*** Given data

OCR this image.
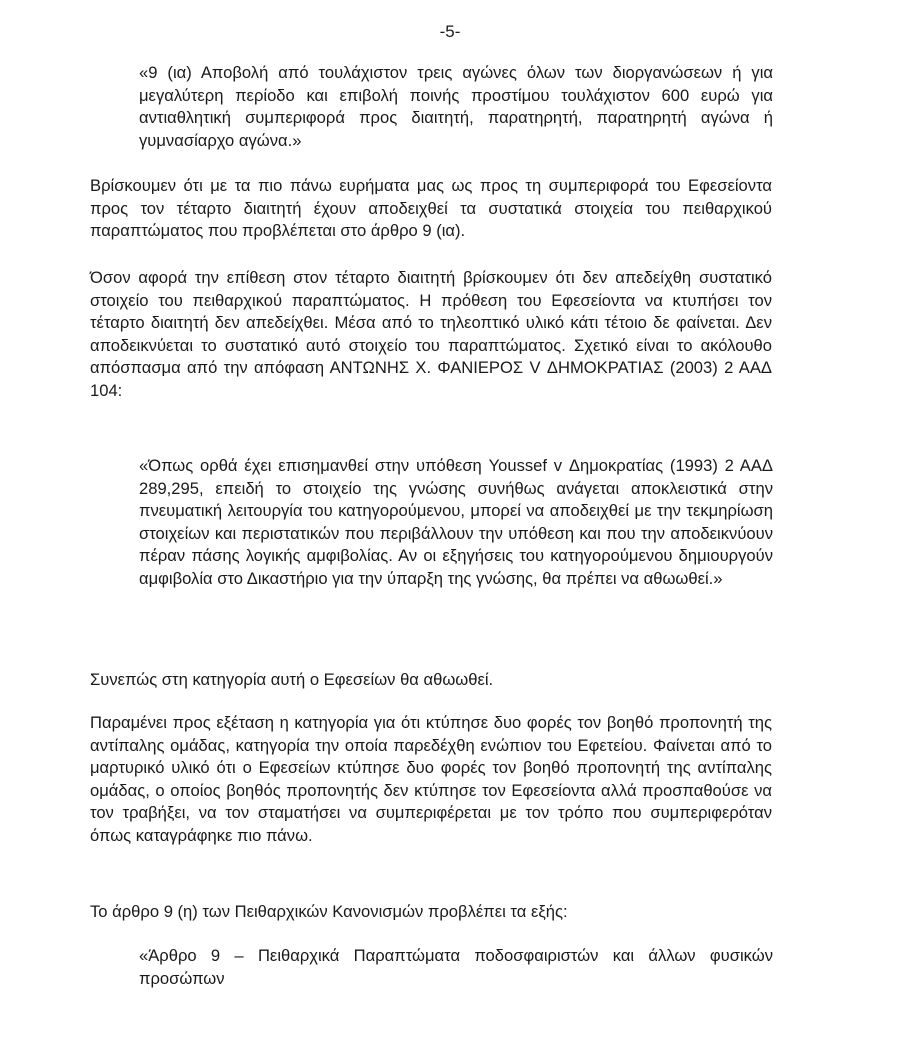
-5-

«9 (ια) Αποβολή από τουλάχιστον τρεις αγώνες όλων των διοργανώσεων ή για μεγαλύτερη περίοδο και επιβολή ποινής προστίμου τουλάχιστον 600 ευρώ για αντιαθλητική συμπεριφορά προς διαιτητή, παρατηρητή, παρατηρητή αγώνα ή γυμνασίαρχο αγώνα.»

Βρίσκουμεν ότι με τα πιο πάνω ευρήματα μας ως προς τη συμπεριφορά του Εφεσείοντα προς τον τέταρτο διαιτητή έχουν αποδειχθεί τα συστατικά στοιχεία του πειθαρχικού παραπτώματος που προβλέπεται στο άρθρο 9 (ια).

Όσον αφορά την επίθεση στον τέταρτο διαιτητή βρίσκουμεν ότι δεν απεδείχθη συστατικό στοιχείο του πειθαρχικού παραπτώματος. Η πρόθεση του Εφεσείοντα να κτυπήσει τον τέταρτο διαιτητή δεν απεδείχθει. Μέσα από το τηλεοπτικό υλικό κάτι τέτοιο δε φαίνεται. Δεν αποδεικνύεται το συστατικό αυτό στοιχείο του παραπτώματος. Σχετικό είναι το ακόλουθο απόσπασμα από την απόφαση ΑΝΤΩΝΗΣ Χ. ΦΑΝΙΕΡΟΣ V ΔΗΜΟΚΡΑΤΙΑΣ (2003) 2 ΑΑΔ 104:

«Όπως ορθά έχει επισημανθεί στην υπόθεση Youssef v Δημοκρατίας (1993) 2 ΑΑΔ 289,295, επειδή το στοιχείο της γνώσης συνήθως ανάγεται αποκλειστικά στην πνευματική λειτουργία του κατηγορούμενου, μπορεί να αποδειχθεί με την τεκμηρίωση στοιχείων και περιστατικών που περιβάλλουν την υπόθεση και που την αποδεικνύουν πέραν πάσης λογικής αμφιβολίας. Αν οι εξηγήσεις του κατηγορούμενου δημιουργούν αμφιβολία στο Δικαστήριο για την ύπαρξη της γνώσης, θα πρέπει να αθωωθεί.»

Συνεπώς στη κατηγορία αυτή ο Εφεσείων θα αθωωθεί.

Παραμένει προς εξέταση η κατηγορία για ότι κτύπησε δυο φορές τον βοηθό προπονητή της αντίπαλης ομάδας, κατηγορία την οποία παρεδέχθη ενώπιον του Εφετείου. Φαίνεται από το μαρτυρικό υλικό ότι ο Εφεσείων κτύπησε δυο φορές τον βοηθό προπονητή της αντίπαλης ομάδας, ο οποίος βοηθός προπονητής δεν κτύπησε τον Εφεσείοντα αλλά προσπαθούσε να τον τραβήξει, να τον σταματήσει να συμπεριφέρεται με τον τρόπο που συμπεριφερόταν όπως καταγράφηκε πιο πάνω.

Το άρθρο 9 (η) των Πειθαρχικών Κανονισμών προβλέπει τα εξής:

«Άρθρο 9 – Πειθαρχικά Παραπτώματα ποδοσφαιριστών και άλλων φυσικών προσώπων
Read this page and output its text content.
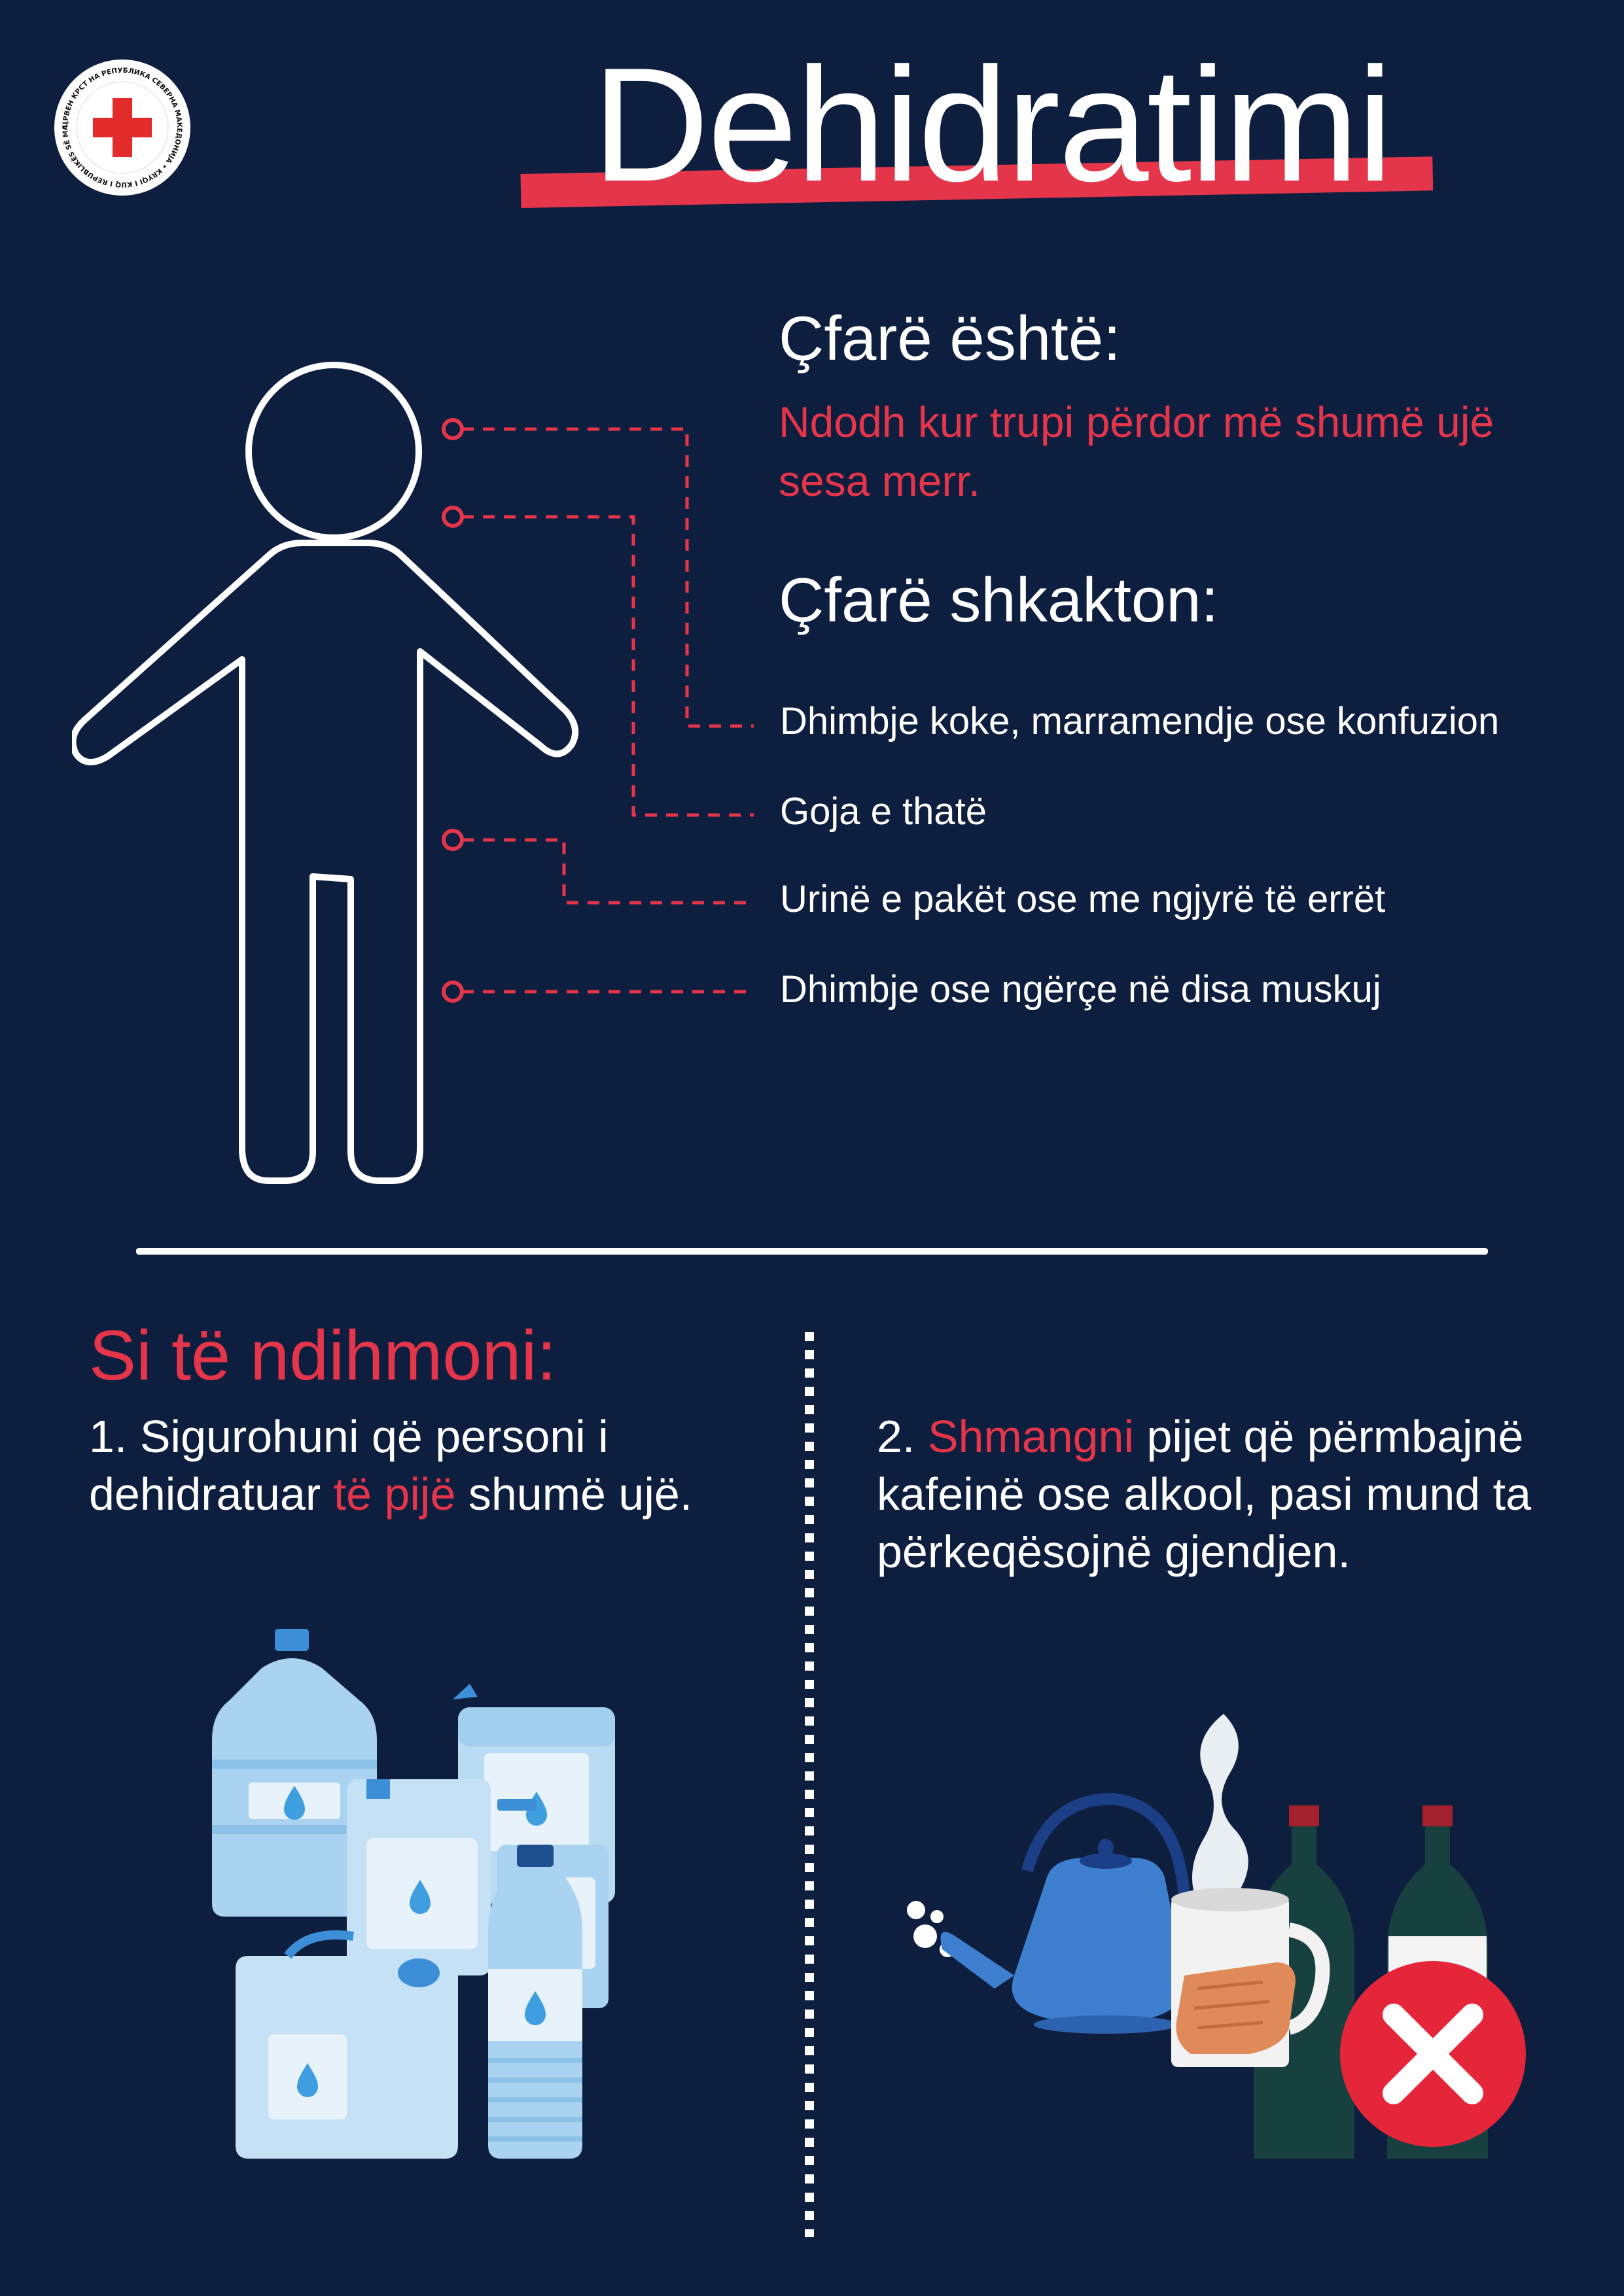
ЦРВЕН КРСТ НА РЕПУБЛИКА СЕВЕРНА МАКЕДОНИЈА • KRYQI I KUQ I REPUBLIKËS SË MA	Dehidratimi
Çfarë është:
Ndodh kur trupi përdor më shumë ujë sesa merr.
Çfarë shkakton:
Dhimbje koke, marramendje ose konfuzion
Goja e thatë
Urinë e pakët ose me ngjyrë të errët
Dhimbje ose ngërçe në disa muskuj
Si të ndihmoni:
1. Sigurohuni që personi i dehidratuar të pijë shumë ujë.
2. Shmangni pijet që përmbajnë kafeinë ose alkool, pasi mund ta përkeqësojnë gjendjen.
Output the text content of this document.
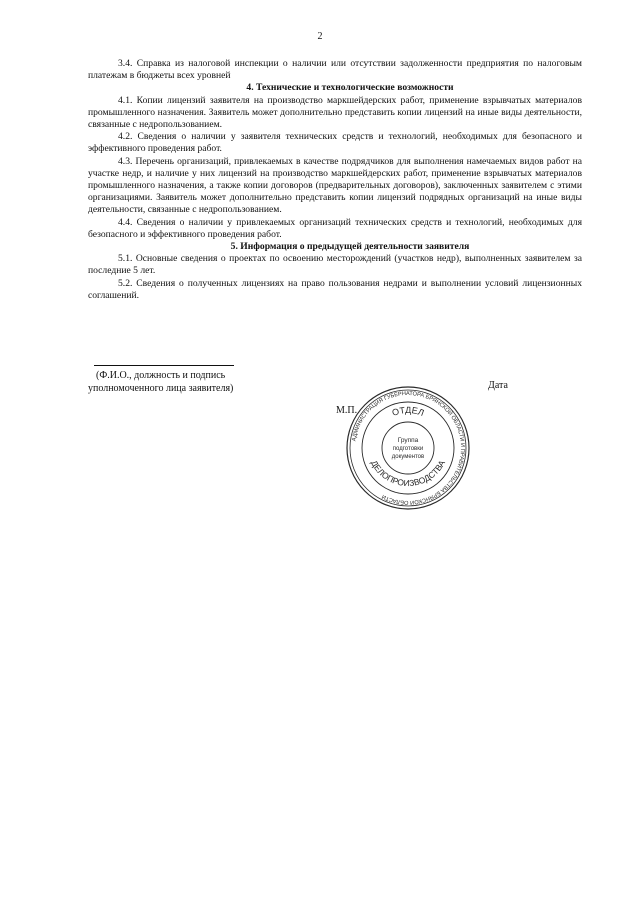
2

3.4. Справка из налоговой инспекции о наличии или отсутствии задолженности предприятия по налоговым платежам в бюджеты всех уровней

4. Технические и технологические возможности

4.1. Копии лицензий заявителя на производство маркшейдерских работ, применение взрывчатых материалов промышленного назначения. Заявитель может дополнительно представить копии лицензий на иные виды деятельности, связанные с недропользованием.

4.2. Сведения о наличии у заявителя технических средств и технологий, необходимых для безопасного и эффективного проведения работ.

4.3. Перечень организаций, привлекаемых в качестве подрядчиков для выполнения намечаемых видов работ на участке недр, и наличие у них лицензий на производство маркшейдерских работ, применение взрывчатых материалов промышленного назначения, а также копии договоров (предварительных договоров), заключенных заявителем с этими организациями. Заявитель может дополнительно представить копии лицензий подрядных организаций на иные виды деятельности, связанные с недропользованием.

4.4. Сведения о наличии у привлекаемых организаций технических средств и технологий, необходимых для безопасного и эффективного проведения работ.

5. Информация о предыдущей деятельности заявителя

5.1. Основные сведения о проектах по освоению месторождений (участков недр), выполненных заявителем за последние 5 лет.

5.2. Сведения о полученных лицензиях на право пользования недрами и выполнении условий лицензионных соглашений.

(Ф.И.О., должность и подпись
уполномоченного лица заявителя)	Дата
М.П.
АДМИНИСТРАЦИЯ ГУБЕРНАТОРА БРЯНСКОЙ ОБЛАСТИ И ПРАВИТЕЛЬСТВА БРЯНСКОЙ ОБЛАСТИ
ОТДЕЛ
ДЕЛОПРОИЗВОДСТВА
Группа
подготовки
документов
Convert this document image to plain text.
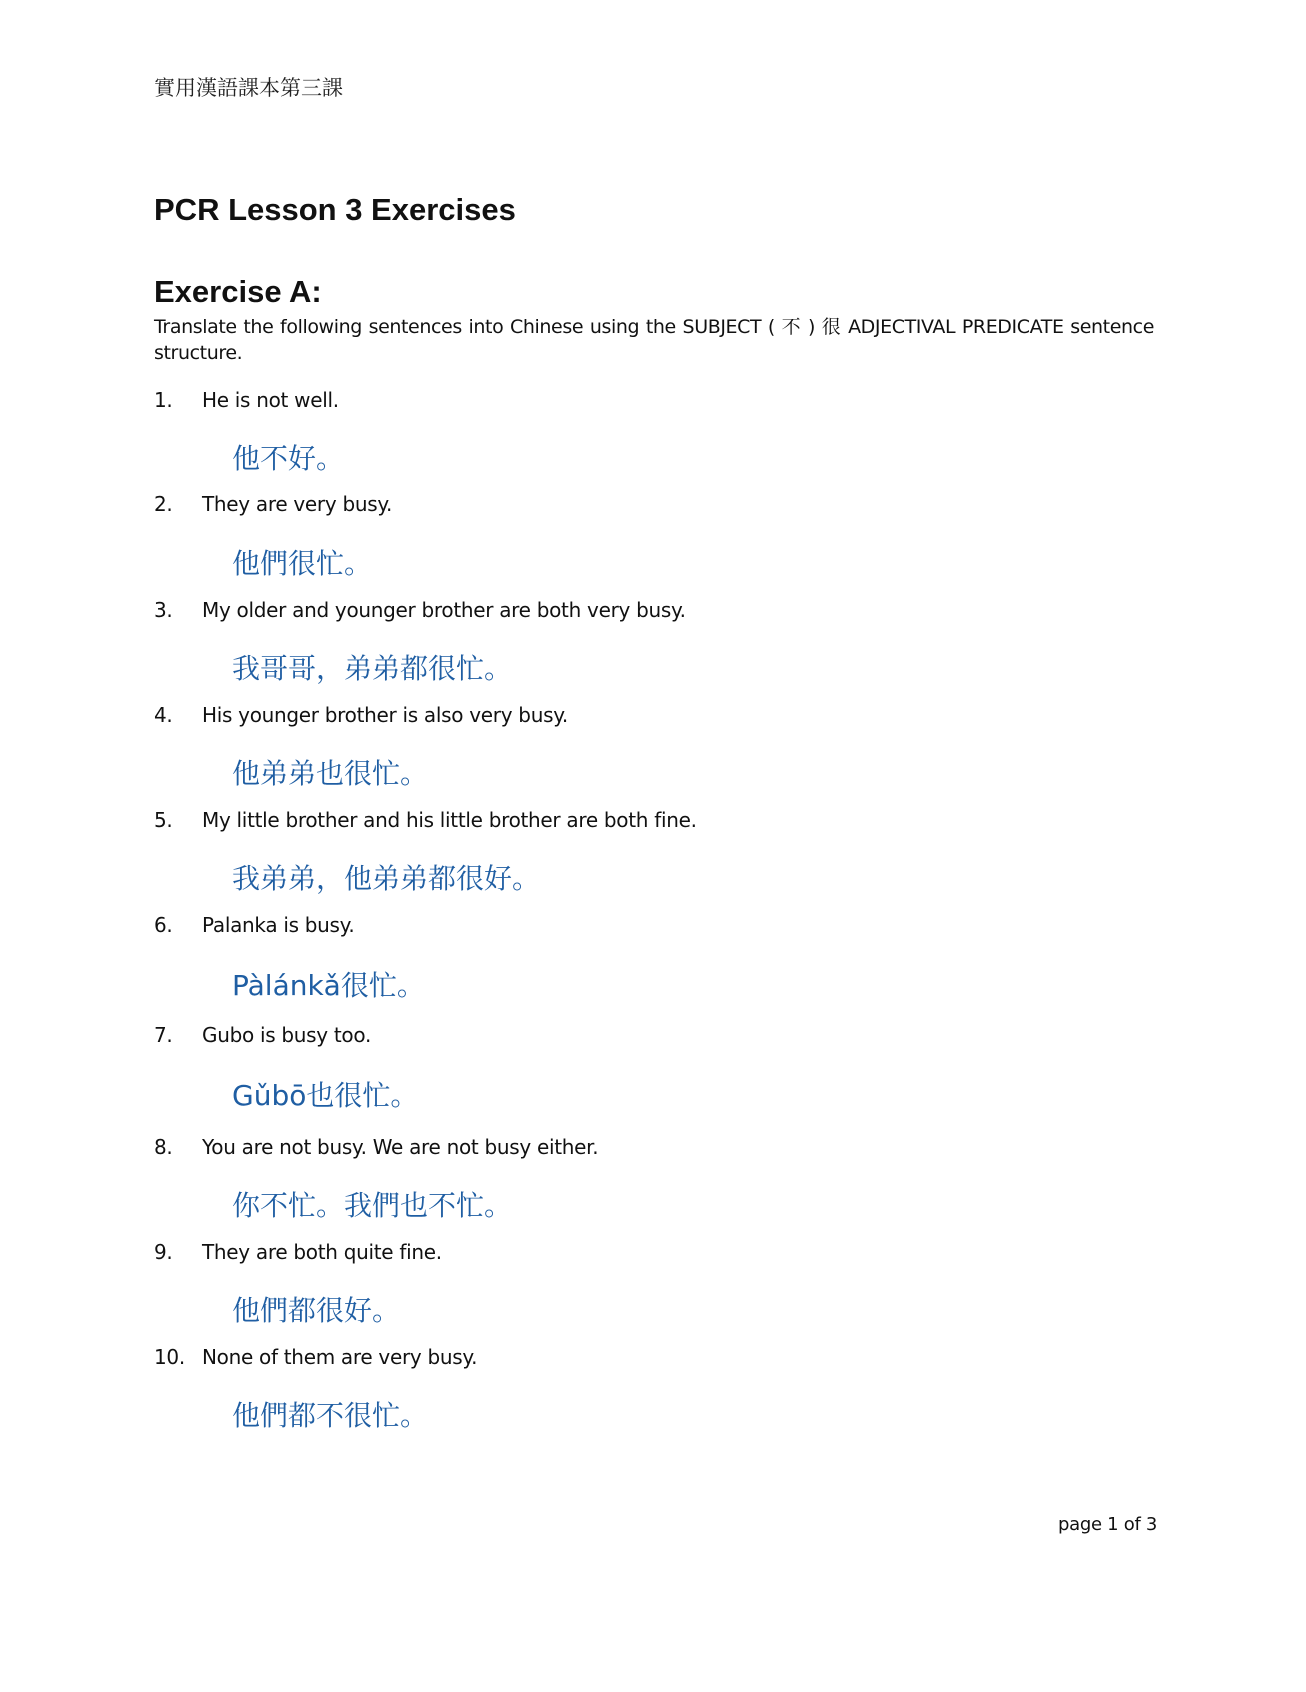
實用漢語課本第三課
PCR Lesson 3 Exercises
Exercise A:

Translate the following sentences into Chinese using the SUBJECT ( 不 ) 很 ADJECTIVAL PREDICATE sentence structure.

1. He is not well.
他不好。
2. They are very busy.
他們很忙。
3. My older and younger brother are both very busy.
我哥哥，弟弟都很忙。
4. His younger brother is also very busy.
他弟弟也很忙。
5. My little brother and his little brother are both fine.
我弟弟，他弟弟都很好。
6. Palanka is busy.
Pàlánkǎ很忙。
7. Gubo is busy too.
Gǔbō也很忙。
8. You are not busy. We are not busy either.
你不忙。我們也不忙。
9. They are both quite fine.
他們都很好。
10. None of them are very busy.
他們都不很忙。
page 1 of 3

******

Problem: Find the word "связанные" in the material, then list each line that holds it.

Written solution:
4.1. Копии лицензий заявителя на производство маркшейдерских работ, применение взрывчатых материалов промышленного назначения. Заявитель может дополнительно представить копии лицензий на иные виды деятельности, связанные с недропользованием.
4.3. Перечень организаций, привлекаемых в качестве подрядчиков для выполнения намечаемых видов работ на участке недр, и наличие у них лицензий на производство маркшейдерских работ, применение взрывчатых материалов промышленного назначения, а также копии договоров (предварительных договоров), заключенных заявителем с этими организациями. Заявитель может дополнительно представить копии лицензий подрядных организаций на иные виды деятельности, связанные с недропользованием.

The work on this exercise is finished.